[Requirements] Retype, without alteration, each line from the line containing "OCR this image." to the final line of the records.

[Raw data]
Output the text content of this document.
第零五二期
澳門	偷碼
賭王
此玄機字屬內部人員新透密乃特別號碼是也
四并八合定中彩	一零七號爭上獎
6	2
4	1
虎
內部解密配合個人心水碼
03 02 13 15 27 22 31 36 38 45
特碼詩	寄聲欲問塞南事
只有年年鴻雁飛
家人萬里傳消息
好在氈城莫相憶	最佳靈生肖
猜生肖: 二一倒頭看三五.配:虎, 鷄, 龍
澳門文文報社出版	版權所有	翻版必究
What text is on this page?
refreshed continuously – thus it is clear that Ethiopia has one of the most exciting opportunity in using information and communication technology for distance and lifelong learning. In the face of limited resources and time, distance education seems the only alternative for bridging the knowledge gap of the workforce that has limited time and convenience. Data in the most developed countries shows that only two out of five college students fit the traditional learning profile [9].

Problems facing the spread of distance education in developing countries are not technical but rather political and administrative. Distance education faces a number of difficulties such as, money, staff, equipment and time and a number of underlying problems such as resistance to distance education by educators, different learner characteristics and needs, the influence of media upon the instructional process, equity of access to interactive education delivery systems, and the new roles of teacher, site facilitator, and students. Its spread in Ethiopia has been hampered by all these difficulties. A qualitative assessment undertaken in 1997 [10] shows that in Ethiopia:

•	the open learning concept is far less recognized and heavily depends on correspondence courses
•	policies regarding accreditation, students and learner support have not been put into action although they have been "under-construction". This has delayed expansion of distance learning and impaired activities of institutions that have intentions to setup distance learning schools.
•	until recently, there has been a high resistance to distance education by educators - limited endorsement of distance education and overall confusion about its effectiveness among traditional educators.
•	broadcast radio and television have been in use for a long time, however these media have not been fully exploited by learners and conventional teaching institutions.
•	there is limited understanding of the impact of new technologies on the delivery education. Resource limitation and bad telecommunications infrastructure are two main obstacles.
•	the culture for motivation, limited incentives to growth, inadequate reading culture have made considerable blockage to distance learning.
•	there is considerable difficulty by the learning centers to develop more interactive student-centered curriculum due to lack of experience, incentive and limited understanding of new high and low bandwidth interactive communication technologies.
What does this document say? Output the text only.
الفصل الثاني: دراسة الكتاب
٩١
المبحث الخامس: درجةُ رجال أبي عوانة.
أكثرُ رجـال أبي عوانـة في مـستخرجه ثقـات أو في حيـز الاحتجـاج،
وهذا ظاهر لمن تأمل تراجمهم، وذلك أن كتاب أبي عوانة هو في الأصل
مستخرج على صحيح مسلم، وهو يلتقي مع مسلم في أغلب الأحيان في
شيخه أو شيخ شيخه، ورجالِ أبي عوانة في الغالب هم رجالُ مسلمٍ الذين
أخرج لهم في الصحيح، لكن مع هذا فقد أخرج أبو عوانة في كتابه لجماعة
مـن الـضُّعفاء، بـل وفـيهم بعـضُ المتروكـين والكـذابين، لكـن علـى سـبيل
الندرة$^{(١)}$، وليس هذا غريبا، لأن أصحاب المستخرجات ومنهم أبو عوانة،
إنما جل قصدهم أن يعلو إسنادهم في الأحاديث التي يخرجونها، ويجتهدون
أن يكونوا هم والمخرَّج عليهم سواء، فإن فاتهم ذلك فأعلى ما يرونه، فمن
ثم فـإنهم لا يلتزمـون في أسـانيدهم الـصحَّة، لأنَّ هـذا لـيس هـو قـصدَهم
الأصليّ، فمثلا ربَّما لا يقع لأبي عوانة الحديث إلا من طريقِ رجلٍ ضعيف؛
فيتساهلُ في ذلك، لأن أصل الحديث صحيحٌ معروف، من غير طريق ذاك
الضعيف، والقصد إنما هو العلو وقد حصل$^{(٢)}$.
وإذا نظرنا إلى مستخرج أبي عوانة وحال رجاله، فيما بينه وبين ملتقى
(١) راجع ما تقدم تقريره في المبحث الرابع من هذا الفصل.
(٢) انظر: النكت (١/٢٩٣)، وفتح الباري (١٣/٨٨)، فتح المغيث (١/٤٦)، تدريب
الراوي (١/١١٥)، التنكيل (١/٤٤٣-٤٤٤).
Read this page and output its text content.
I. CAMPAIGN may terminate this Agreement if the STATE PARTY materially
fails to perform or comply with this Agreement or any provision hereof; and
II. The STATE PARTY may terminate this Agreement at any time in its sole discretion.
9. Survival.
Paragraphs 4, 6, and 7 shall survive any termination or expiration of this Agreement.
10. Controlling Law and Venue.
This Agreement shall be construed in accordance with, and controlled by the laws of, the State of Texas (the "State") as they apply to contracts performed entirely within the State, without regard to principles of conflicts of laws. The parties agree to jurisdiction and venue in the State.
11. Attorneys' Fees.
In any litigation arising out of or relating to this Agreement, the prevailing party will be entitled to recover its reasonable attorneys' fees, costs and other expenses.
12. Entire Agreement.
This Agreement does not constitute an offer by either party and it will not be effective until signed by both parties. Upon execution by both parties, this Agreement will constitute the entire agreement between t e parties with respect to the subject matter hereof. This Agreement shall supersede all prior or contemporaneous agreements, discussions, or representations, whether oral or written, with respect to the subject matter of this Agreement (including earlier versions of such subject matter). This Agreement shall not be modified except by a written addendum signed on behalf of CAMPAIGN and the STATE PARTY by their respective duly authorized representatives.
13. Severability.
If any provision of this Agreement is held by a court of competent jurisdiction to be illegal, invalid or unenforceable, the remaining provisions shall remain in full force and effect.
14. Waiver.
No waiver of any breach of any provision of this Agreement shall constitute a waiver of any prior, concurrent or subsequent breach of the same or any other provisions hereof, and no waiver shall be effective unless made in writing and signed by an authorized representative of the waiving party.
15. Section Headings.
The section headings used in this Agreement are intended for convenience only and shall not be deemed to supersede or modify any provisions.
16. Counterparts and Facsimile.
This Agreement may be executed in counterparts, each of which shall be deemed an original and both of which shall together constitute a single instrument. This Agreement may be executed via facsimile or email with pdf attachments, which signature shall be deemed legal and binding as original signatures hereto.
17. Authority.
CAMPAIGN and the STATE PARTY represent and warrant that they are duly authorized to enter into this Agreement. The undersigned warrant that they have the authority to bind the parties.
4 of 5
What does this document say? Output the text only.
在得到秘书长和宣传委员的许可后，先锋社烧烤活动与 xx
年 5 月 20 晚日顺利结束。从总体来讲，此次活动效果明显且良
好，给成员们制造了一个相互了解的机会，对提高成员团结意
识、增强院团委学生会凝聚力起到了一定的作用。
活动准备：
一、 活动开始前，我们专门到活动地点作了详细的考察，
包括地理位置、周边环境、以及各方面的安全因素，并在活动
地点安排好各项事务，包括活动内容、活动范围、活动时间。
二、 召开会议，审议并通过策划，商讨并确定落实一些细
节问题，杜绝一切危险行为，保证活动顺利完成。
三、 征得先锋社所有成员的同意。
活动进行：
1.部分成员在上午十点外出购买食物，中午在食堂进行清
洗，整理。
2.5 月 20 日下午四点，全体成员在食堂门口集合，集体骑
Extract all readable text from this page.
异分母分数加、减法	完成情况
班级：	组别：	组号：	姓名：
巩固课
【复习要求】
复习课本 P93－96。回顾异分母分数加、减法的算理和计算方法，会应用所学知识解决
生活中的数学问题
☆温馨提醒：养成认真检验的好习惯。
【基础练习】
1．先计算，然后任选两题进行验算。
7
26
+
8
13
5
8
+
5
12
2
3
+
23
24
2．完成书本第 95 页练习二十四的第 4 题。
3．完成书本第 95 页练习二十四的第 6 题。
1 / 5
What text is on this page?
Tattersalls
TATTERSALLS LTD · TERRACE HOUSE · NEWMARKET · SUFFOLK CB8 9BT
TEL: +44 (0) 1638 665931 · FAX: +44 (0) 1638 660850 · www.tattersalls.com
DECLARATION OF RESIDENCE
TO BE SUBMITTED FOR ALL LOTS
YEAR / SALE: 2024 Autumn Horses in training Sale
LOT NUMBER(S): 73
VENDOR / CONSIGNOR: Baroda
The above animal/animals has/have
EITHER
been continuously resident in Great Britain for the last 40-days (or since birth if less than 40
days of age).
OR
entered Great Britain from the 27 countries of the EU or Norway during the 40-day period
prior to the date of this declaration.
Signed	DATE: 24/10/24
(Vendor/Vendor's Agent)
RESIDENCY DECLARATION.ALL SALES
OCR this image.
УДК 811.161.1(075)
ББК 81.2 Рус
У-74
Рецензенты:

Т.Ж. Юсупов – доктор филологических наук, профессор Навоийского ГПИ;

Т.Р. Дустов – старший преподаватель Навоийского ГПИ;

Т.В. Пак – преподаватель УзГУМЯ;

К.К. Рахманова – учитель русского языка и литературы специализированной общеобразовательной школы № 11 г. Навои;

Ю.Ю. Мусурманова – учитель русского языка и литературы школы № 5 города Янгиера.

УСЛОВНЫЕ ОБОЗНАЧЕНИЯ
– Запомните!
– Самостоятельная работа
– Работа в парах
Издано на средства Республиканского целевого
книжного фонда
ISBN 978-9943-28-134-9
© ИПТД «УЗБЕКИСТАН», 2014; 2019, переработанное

[Written answer]
OCR this image.
УДК 811.161.1(075)
ББК 81.2 Рус
У-74
Рецензенты:

Т.Ж. Юсупов – доктор филологических наук, профессор Навоийского ГПИ;

Т.Р. Дустов – старший преподаватель Навоийского ГПИ;

Т.В. Пак – преподаватель УзГУМЯ;

К.К. Рахманова – учитель русского языка и литературы специализированной общеобразовательной школы № 11 г. Навои;

Ю.Ю. Мусурманова – учитель русского языка и литературы школы № 5 города Янгиера.

УСЛОВНЫЕ ОБОЗНАЧЕНИЯ
– Запомните!
– Самостоятельная работа
– Работа в парах
Издано на средства Республиканского целевого
книжного фонда
ISBN 978-9943-28-134-9
© ИПТД «УЗБЕКИСТАН», 2014; 2019, переработанное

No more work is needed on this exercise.